* _DATA LISTING_:

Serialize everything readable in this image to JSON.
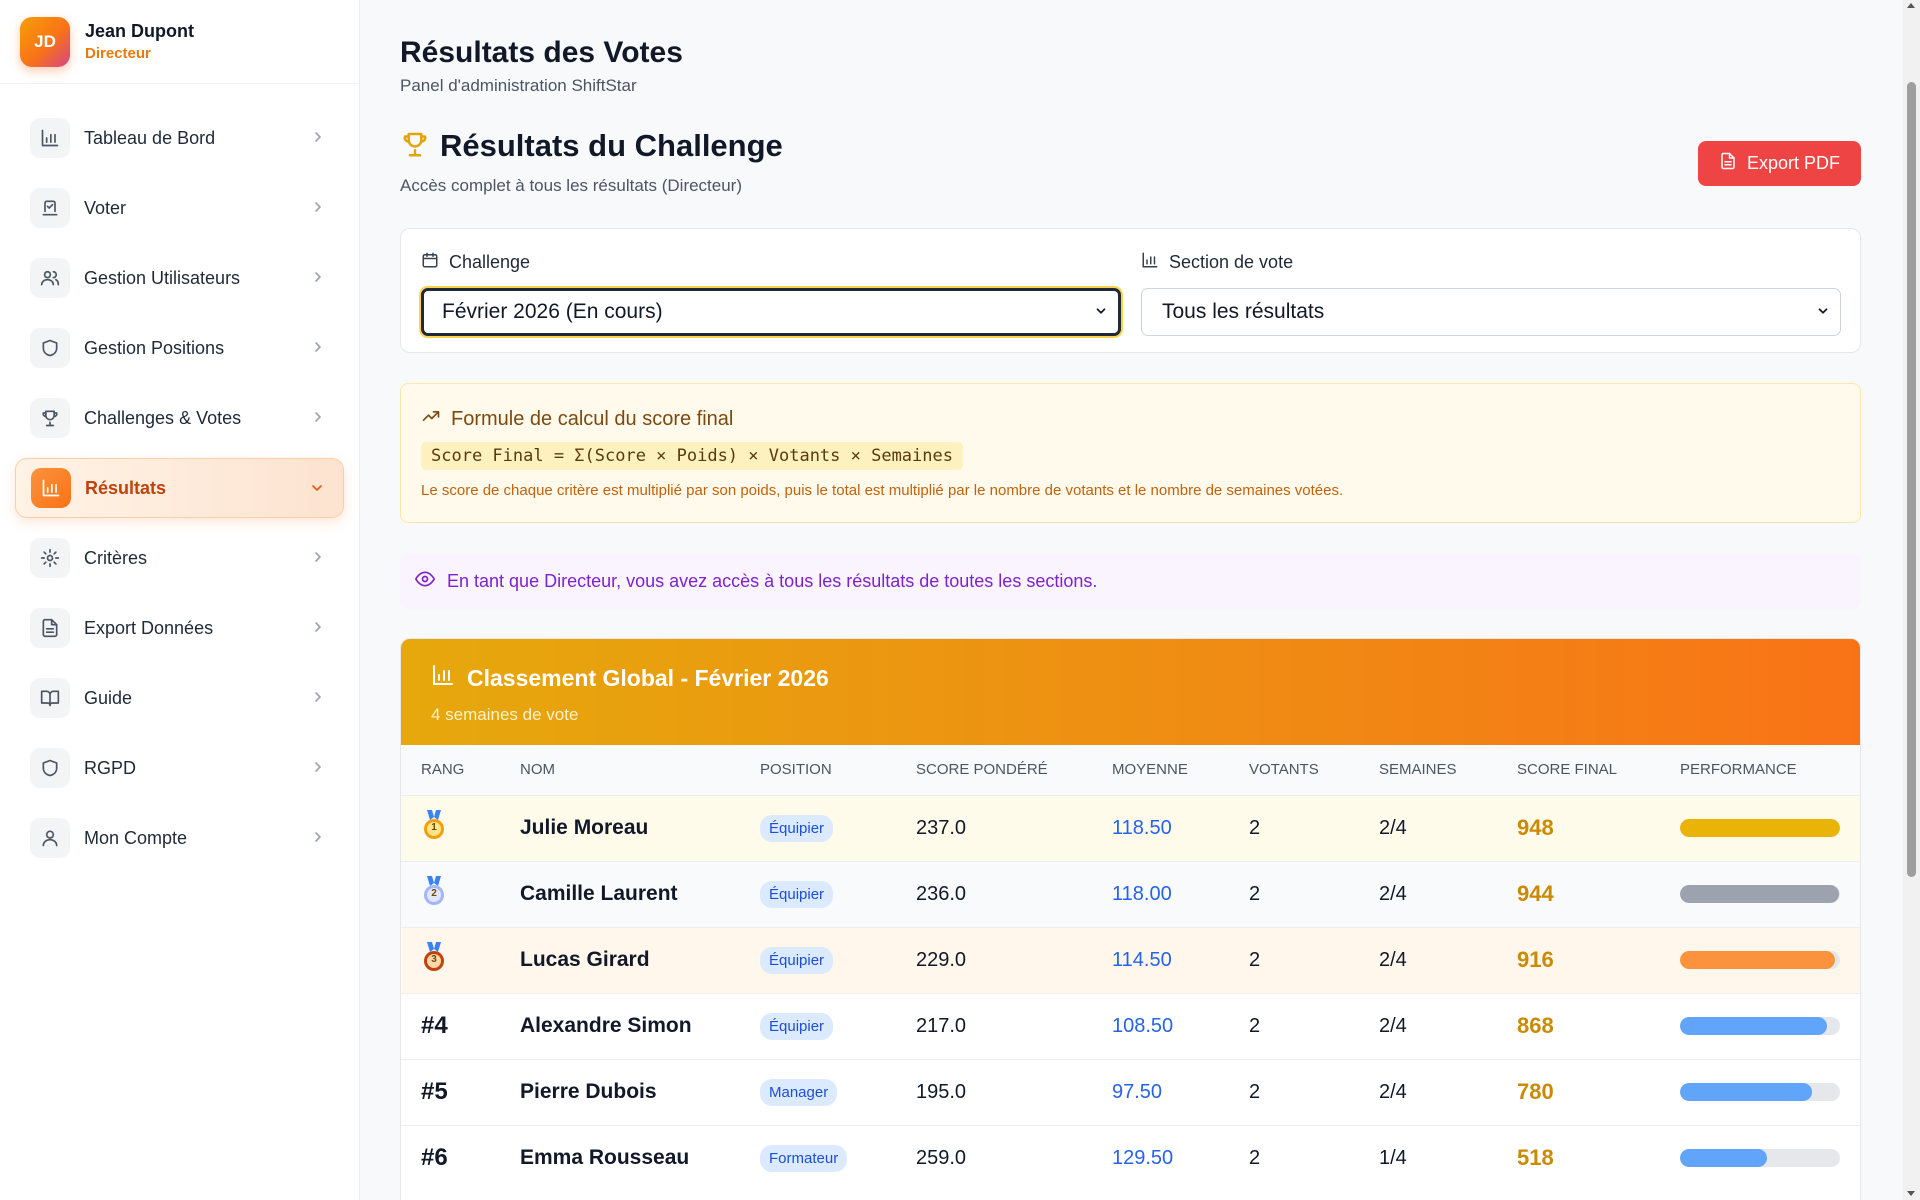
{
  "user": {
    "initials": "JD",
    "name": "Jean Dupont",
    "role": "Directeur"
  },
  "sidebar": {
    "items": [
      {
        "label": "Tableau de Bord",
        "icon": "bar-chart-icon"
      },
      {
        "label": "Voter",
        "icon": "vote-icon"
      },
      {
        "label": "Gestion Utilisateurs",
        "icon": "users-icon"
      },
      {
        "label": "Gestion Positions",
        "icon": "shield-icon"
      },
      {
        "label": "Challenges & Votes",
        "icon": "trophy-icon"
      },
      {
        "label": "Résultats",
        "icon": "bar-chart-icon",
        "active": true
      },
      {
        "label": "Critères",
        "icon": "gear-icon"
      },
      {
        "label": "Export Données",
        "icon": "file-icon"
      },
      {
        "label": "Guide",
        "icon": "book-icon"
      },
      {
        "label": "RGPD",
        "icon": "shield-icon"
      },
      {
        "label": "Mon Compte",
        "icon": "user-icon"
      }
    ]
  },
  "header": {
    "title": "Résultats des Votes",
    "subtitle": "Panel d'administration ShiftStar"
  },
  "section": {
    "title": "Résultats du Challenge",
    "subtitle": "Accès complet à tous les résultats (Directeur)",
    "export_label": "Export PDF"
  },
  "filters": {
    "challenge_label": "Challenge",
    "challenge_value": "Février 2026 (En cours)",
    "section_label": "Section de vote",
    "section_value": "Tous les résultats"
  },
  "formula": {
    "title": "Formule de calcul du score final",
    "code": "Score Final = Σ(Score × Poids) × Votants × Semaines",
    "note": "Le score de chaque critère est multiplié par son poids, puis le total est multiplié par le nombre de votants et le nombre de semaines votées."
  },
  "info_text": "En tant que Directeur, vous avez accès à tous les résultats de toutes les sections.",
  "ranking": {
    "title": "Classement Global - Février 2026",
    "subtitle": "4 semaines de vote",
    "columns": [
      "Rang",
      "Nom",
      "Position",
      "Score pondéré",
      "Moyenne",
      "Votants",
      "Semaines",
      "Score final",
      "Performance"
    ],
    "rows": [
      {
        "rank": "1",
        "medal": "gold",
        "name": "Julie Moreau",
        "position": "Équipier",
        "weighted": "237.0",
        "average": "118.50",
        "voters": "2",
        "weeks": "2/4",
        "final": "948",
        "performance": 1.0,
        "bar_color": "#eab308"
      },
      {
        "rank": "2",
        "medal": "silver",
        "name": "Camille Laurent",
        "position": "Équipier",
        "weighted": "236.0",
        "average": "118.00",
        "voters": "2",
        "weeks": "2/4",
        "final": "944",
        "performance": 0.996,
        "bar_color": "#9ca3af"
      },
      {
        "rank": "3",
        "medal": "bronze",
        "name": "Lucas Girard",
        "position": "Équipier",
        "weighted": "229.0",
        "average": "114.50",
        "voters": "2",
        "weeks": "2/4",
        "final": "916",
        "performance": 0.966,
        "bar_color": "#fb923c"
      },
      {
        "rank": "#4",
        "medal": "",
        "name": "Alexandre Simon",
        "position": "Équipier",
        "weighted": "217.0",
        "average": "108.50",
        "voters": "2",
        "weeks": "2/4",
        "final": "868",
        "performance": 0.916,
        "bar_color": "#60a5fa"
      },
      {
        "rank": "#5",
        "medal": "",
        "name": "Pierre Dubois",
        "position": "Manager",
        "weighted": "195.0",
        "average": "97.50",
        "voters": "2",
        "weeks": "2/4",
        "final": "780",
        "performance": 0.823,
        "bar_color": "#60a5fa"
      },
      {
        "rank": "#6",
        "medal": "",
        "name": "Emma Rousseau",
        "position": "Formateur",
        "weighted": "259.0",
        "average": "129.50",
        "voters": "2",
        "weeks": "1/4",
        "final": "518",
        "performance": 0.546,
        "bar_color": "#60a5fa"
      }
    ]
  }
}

...

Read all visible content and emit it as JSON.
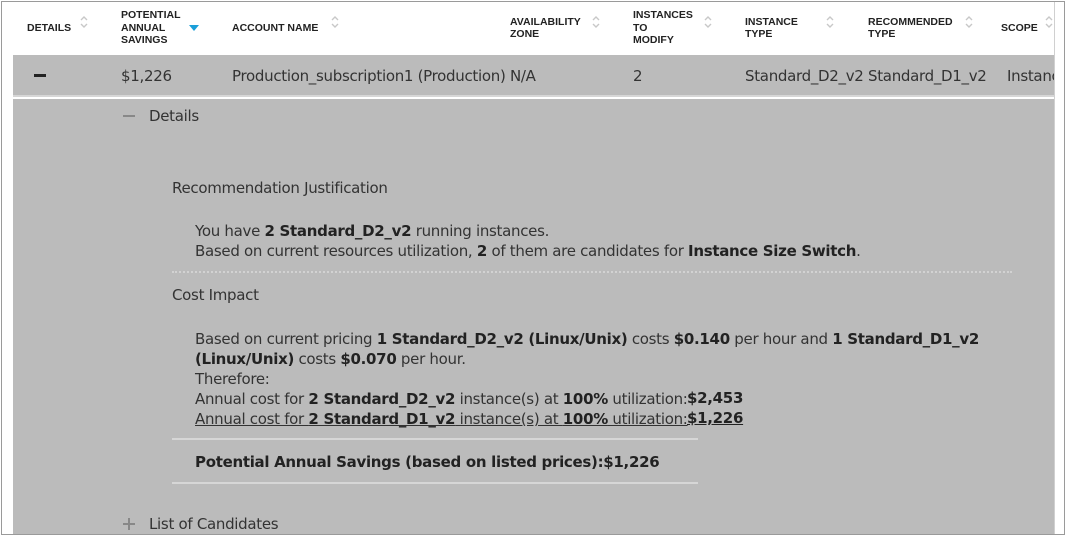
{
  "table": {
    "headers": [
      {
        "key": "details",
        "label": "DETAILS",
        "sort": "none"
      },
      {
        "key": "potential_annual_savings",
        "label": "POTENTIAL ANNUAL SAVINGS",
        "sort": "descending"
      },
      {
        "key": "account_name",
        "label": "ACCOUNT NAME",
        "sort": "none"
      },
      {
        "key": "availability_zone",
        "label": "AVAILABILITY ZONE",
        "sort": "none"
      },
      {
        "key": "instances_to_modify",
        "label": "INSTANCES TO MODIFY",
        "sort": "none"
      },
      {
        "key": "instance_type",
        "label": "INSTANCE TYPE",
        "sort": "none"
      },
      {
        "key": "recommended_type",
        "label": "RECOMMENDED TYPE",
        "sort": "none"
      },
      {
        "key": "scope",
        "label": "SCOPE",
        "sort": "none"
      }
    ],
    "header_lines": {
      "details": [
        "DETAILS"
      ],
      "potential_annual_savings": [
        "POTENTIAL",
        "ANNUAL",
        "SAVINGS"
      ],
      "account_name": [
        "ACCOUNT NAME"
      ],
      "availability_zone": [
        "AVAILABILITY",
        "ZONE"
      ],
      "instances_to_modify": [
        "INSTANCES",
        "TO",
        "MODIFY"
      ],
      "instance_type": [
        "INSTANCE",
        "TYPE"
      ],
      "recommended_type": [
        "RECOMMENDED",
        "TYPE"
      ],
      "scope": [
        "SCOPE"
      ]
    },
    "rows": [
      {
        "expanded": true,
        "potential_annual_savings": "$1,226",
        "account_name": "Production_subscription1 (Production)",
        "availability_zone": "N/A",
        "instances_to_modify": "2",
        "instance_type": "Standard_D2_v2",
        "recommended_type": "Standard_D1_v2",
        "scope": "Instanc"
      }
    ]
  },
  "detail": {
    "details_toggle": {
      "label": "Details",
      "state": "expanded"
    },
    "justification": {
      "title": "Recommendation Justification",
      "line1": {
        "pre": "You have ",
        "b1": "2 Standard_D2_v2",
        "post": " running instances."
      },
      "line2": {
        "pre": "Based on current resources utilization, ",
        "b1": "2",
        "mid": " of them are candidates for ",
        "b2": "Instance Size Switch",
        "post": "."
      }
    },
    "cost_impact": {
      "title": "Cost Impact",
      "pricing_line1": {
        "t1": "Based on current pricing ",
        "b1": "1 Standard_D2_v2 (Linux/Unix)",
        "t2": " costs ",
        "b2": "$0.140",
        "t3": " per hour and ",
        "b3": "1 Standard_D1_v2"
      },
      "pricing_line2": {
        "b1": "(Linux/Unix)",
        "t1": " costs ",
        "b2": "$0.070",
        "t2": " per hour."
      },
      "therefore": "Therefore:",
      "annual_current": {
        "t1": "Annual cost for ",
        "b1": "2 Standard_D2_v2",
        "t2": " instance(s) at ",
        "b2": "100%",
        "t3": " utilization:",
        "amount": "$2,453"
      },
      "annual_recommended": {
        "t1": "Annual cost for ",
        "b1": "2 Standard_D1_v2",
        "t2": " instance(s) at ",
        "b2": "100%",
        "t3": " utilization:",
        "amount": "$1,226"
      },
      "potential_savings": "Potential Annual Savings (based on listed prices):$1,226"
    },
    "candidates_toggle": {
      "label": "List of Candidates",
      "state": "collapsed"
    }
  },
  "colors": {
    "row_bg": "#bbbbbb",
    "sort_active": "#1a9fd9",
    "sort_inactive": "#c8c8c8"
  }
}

* _WORK TO DO_:
Pick out and copy the lines of the material that include the word "Votes".

* _FINAL ANSWER_:
        "label": "Challenges & Votes",
    "title": "Résultats des Votes",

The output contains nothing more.